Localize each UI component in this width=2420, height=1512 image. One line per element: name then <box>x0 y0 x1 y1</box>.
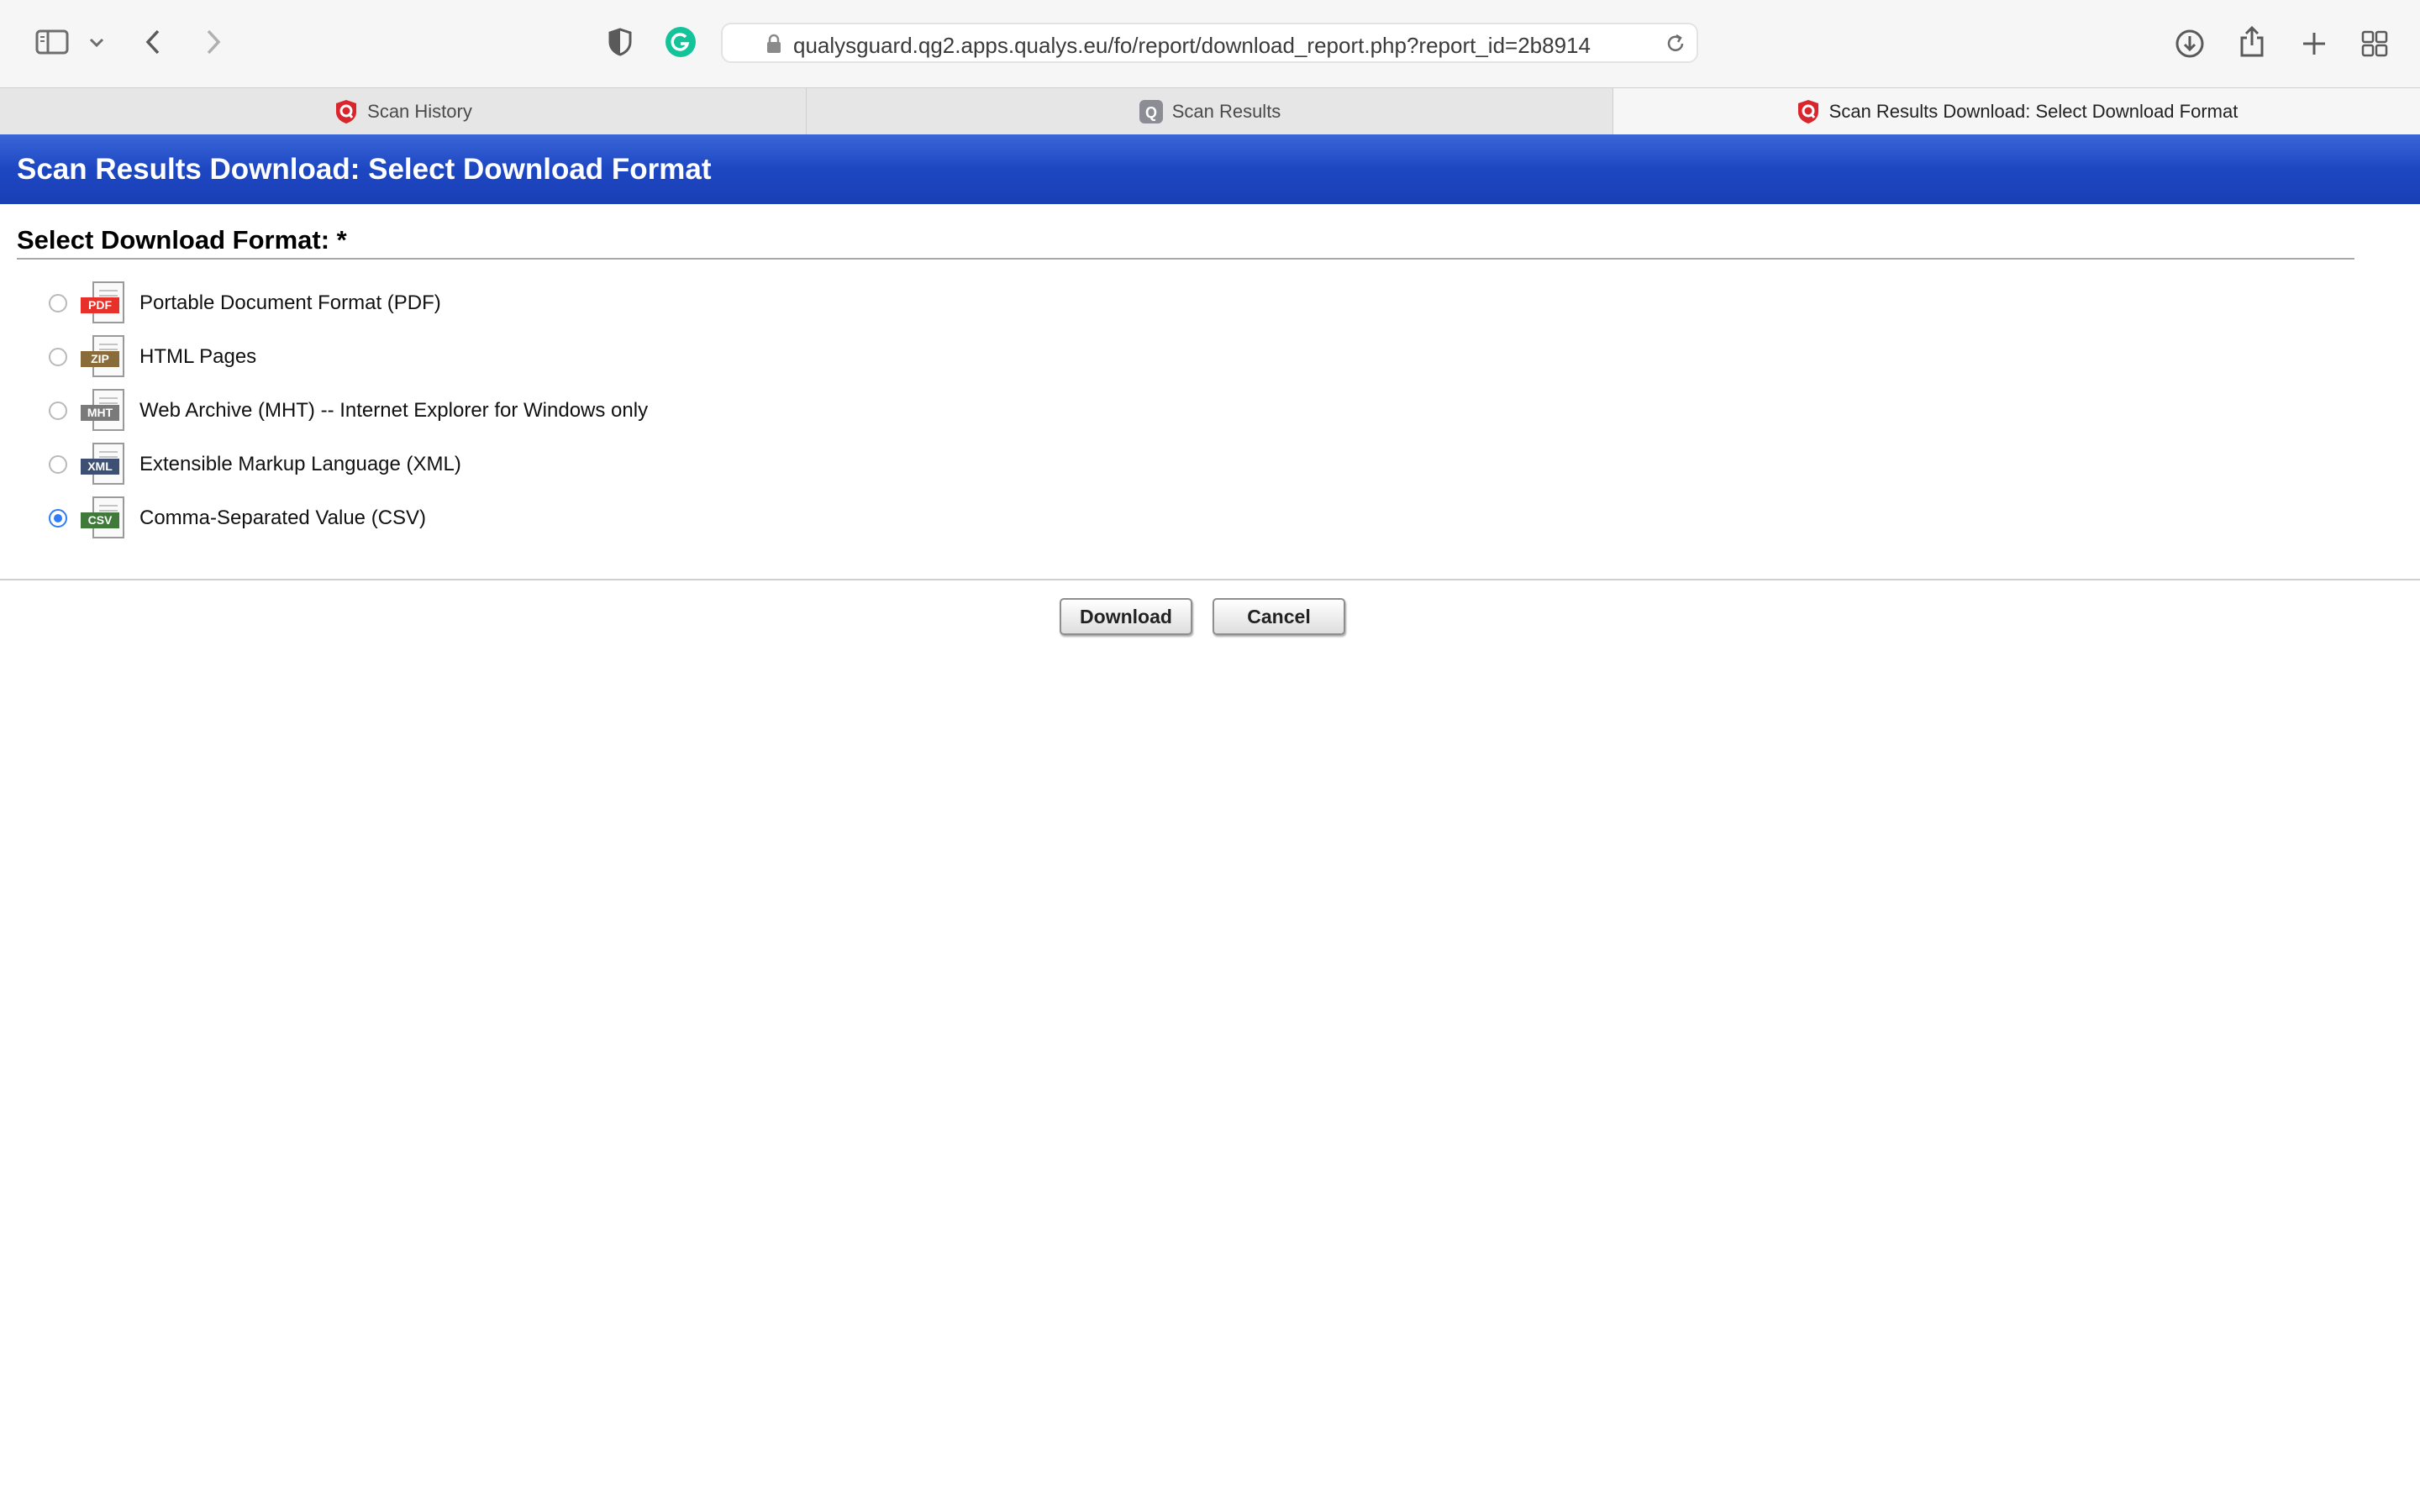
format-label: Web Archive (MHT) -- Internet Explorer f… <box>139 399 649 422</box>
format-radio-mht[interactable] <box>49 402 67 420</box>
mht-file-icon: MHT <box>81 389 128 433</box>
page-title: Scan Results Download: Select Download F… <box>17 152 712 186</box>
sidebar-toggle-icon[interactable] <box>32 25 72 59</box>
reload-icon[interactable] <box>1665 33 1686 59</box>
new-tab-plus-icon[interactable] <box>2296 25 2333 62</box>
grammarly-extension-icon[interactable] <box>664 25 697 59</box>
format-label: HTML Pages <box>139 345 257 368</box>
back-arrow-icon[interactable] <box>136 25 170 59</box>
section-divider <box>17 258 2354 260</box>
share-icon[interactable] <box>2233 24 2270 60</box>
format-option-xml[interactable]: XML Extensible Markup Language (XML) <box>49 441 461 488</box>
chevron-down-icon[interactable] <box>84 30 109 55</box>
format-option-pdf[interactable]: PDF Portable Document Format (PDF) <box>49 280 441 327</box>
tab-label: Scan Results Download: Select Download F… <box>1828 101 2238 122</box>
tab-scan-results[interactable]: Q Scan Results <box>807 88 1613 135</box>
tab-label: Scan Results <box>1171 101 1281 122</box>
⁂
_Task details_
Please rewrite the records from the line that contains "format-label: Web Archive" through the line that contains "page-title: Scan Results", replacing "Internet Explorer" with "Microsoft Edge" and leaving everything else unchanged.

_Solution for this task_
format-label: Web Archive (MHT) -- Microsoft Edge f… <box>139 399 649 422</box>
format-radio-mht[interactable] <box>49 402 67 420</box>
mht-file-icon: MHT <box>81 389 128 433</box>
page-title: Scan Results Download: Select Download F… <box>17 152 712 186</box>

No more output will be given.